Provided material:
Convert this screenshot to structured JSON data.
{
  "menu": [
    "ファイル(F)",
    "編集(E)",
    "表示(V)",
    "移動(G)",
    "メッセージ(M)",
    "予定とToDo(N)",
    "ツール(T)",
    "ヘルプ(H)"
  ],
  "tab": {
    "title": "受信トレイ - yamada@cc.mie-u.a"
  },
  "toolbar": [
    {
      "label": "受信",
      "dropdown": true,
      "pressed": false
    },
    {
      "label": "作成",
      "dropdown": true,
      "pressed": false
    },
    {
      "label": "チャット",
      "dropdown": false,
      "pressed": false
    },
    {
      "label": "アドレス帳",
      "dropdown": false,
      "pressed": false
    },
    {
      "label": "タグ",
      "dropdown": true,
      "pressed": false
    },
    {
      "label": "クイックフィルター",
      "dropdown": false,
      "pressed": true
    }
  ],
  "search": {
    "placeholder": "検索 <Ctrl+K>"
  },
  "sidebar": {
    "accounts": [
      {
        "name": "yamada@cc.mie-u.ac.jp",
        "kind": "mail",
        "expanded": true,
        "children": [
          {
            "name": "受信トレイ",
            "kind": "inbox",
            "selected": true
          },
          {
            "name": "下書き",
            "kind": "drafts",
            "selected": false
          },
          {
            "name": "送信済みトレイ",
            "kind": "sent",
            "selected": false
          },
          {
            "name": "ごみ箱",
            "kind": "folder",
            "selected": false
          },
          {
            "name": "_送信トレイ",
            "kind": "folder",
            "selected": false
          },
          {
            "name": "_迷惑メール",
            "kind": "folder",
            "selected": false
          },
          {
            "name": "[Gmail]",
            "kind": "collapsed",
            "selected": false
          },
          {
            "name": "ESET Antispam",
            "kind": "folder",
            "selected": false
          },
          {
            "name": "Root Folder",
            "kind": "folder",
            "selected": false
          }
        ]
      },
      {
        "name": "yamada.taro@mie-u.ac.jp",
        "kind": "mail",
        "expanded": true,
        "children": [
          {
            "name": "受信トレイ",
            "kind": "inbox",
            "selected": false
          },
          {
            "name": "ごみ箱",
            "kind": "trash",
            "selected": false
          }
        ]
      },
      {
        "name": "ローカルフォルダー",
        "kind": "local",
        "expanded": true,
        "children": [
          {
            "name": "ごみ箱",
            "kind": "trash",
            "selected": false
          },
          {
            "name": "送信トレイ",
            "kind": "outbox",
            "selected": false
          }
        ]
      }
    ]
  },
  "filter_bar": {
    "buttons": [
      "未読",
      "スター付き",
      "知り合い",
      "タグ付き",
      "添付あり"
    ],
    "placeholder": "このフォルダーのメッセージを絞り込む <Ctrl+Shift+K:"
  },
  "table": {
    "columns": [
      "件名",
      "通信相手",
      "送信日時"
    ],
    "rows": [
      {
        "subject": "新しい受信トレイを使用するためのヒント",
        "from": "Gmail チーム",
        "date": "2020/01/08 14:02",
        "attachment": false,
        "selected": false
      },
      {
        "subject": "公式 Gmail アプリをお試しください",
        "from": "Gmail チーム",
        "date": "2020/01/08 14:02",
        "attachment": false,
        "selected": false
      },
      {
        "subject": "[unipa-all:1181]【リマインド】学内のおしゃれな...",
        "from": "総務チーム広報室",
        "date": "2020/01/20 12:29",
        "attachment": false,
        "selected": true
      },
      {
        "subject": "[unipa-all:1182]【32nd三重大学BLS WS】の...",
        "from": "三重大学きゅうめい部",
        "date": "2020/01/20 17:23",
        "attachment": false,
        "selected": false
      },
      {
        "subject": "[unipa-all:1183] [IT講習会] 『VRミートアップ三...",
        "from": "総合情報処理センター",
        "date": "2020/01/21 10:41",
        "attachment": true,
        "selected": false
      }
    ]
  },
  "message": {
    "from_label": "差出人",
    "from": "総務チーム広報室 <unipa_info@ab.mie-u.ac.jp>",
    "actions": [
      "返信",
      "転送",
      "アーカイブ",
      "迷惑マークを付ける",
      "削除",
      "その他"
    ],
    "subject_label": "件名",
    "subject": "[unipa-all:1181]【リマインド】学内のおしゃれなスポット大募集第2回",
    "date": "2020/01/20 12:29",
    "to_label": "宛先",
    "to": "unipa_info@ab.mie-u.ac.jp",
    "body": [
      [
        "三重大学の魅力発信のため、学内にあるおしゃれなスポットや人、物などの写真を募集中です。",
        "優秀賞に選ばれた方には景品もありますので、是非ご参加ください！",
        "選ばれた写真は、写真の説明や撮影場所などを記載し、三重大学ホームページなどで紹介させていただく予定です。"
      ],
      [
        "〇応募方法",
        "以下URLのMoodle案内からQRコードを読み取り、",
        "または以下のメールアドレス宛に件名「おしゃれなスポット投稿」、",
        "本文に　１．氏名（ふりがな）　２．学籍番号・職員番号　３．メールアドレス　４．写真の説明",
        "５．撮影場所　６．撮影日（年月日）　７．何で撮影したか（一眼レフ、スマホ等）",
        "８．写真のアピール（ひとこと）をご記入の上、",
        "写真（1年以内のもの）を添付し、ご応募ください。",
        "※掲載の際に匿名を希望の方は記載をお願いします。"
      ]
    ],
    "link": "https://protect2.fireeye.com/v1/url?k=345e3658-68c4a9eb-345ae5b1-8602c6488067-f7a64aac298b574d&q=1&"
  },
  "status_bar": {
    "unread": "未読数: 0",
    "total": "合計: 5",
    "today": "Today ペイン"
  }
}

Exercise directions:
Write the entries again, exactly as they stand.

Complete answer:
Convert this screenshot to structured JSON data.
{
  "menu": [
    "ファイル(F)",
    "編集(E)",
    "表示(V)",
    "移動(G)",
    "メッセージ(M)",
    "予定とToDo(N)",
    "ツール(T)",
    "ヘルプ(H)"
  ],
  "tab": {
    "title": "受信トレイ - yamada@cc.mie-u.a"
  },
  "toolbar": [
    {
      "label": "受信",
      "dropdown": true,
      "pressed": false
    },
    {
      "label": "作成",
      "dropdown": true,
      "pressed": false
    },
    {
      "label": "チャット",
      "dropdown": false,
      "pressed": false
    },
    {
      "label": "アドレス帳",
      "dropdown": false,
      "pressed": false
    },
    {
      "label": "タグ",
      "dropdown": true,
      "pressed": false
    },
    {
      "label": "クイックフィルター",
      "dropdown": false,
      "pressed": true
    }
  ],
  "search": {
    "placeholder": "検索 <Ctrl+K>"
  },
  "sidebar": {
    "accounts": [
      {
        "name": "yamada@cc.mie-u.ac.jp",
        "kind": "mail",
        "expanded": true,
        "children": [
          {
            "name": "受信トレイ",
            "kind": "inbox",
            "selected": true
          },
          {
            "name": "下書き",
            "kind": "drafts",
            "selected": false
          },
          {
            "name": "送信済みトレイ",
            "kind": "sent",
            "selected": false
          },
          {
            "name": "ごみ箱",
            "kind": "folder",
            "selected": false
          },
          {
            "name": "_送信トレイ",
            "kind": "folder",
            "selected": false
          },
          {
            "name": "_迷惑メール",
            "kind": "folder",
            "selected": false
          },
          {
            "name": "[Gmail]",
            "kind": "collapsed",
            "selected": false
          },
          {
            "name": "ESET Antispam",
            "kind": "folder",
            "selected": false
          },
          {
            "name": "Root Folder",
            "kind": "folder",
            "selected": false
          }
        ]
      },
      {
        "name": "yamada.taro@mie-u.ac.jp",
        "kind": "mail",
        "expanded": true,
        "children": [
          {
            "name": "受信トレイ",
            "kind": "inbox",
            "selected": false
          },
          {
            "name": "ごみ箱",
            "kind": "trash",
            "selected": false
          }
        ]
      },
      {
        "name": "ローカルフォルダー",
        "kind": "local",
        "expanded": true,
        "children": [
          {
            "name": "ごみ箱",
            "kind": "trash",
            "selected": false
          },
          {
            "name": "送信トレイ",
            "kind": "outbox",
            "selected": false
          }
        ]
      }
    ]
  },
  "filter_bar": {
    "buttons": [
      "未読",
      "スター付き",
      "知り合い",
      "タグ付き",
      "添付あり"
    ],
    "placeholder": "このフォルダーのメッセージを絞り込む <Ctrl+Shift+K:"
  },
  "table": {
    "columns": [
      "件名",
      "通信相手",
      "送信日時"
    ],
    "rows": [
      {
        "subject": "新しい受信トレイを使用するためのヒント",
        "from": "Gmail チーム",
        "date": "2020/01/08 14:02",
        "attachment": false,
        "selected": false
      },
      {
        "subject": "公式 Gmail アプリをお試しください",
        "from": "Gmail チーム",
        "date": "2020/01/08 14:02",
        "attachment": false,
        "selected": false
      },
      {
        "subject": "[unipa-all:1181]【リマインド】学内のおしゃれな...",
        "from": "総務チーム広報室",
        "date": "2020/01/20 12:29",
        "attachment": false,
        "selected": true
      },
      {
        "subject": "[unipa-all:1182]【32nd三重大学BLS WS】の...",
        "from": "三重大学きゅうめい部",
        "date": "2020/01/20 17:23",
        "attachment": false,
        "selected": false
      },
      {
        "subject": "[unipa-all:1183] [IT講習会] 『VRミートアップ三...",
        "from": "総合情報処理センター",
        "date": "2020/01/21 10:41",
        "attachment": true,
        "selected": false
      }
    ]
  },
  "message": {
    "from_label": "差出人",
    "from": "総務チーム広報室 <unipa_info@ab.mie-u.ac.jp>",
    "actions": [
      "返信",
      "転送",
      "アーカイブ",
      "迷惑マークを付ける",
      "削除",
      "その他"
    ],
    "subject_label": "件名",
    "subject": "[unipa-all:1181]【リマインド】学内のおしゃれなスポット大募集第2回",
    "date": "2020/01/20 12:29",
    "to_label": "宛先",
    "to": "unipa_info@ab.mie-u.ac.jp",
    "body": [
      [
        "三重大学の魅力発信のため、学内にあるおしゃれなスポットや人、物などの写真を募集中です。",
        "優秀賞に選ばれた方には景品もありますので、是非ご参加ください！",
        "選ばれた写真は、写真の説明や撮影場所などを記載し、三重大学ホームページなどで紹介させていただく予定です。"
      ],
      [
        "〇応募方法",
        "以下URLのMoodle案内からQRコードを読み取り、",
        "または以下のメールアドレス宛に件名「おしゃれなスポット投稿」、",
        "本文に　１．氏名（ふりがな）　２．学籍番号・職員番号　３．メールアドレス　４．写真の説明",
        "５．撮影場所　６．撮影日（年月日）　７．何で撮影したか（一眼レフ、スマホ等）",
        "８．写真のアピール（ひとこと）をご記入の上、",
        "写真（1年以内のもの）を添付し、ご応募ください。",
        "※掲載の際に匿名を希望の方は記載をお願いします。"
      ]
    ],
    "link": "https://protect2.fireeye.com/v1/url?k=345e3658-68c4a9eb-345ae5b1-8602c6488067-f7a64aac298b574d&q=1&"
  },
  "status_bar": {
    "unread": "未読数: 0",
    "total": "合計: 5",
    "today": "Today ペイン"
  }
}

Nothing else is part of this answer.